-------- Provided records --------
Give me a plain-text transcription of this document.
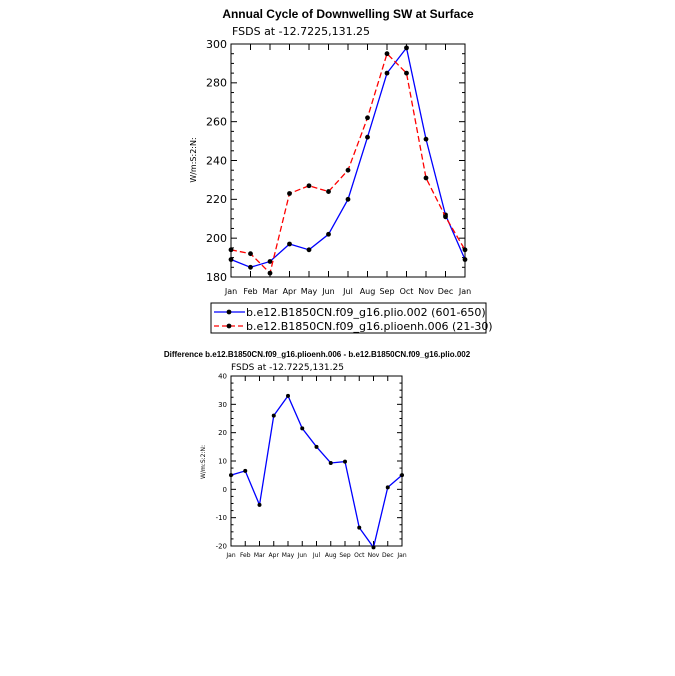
Annual Cycle of Downwelling SW at Surface
FSDS at -12.7225,131.25
W/m:S:2:N:
180
200
220
240
260
280
300
Jan Feb Mar Apr May Jun Jul Aug Sep Oct Nov Dec Jan
b.e12.B1850CN.f09_g16.plio.002 (601-650)
b.e12.B1850CN.f09_g16.plioenh.006 (21-30)
Difference b.e12.B1850CN.f09_g16.plioenh.006 - b.e12.B1850CN.f09_g16.plio.002
FSDS at -12.7225,131.25
W/m:S:2:N:
-20
-10
0
10
20
30
40
Jan Feb Mar Apr May Jun Jul Aug Sep Oct Nov Dec Jan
--------
To be done >>
All lines of the data above that include the word "plioenh" must be shown.

Result for this exercise >>
b.e12.B1850CN.f09_g16.plioenh.006 (21-30)
Difference b.e12.B1850CN.f09_g16.plioenh.006 - b.e12.B1850CN.f09_g16.plio.002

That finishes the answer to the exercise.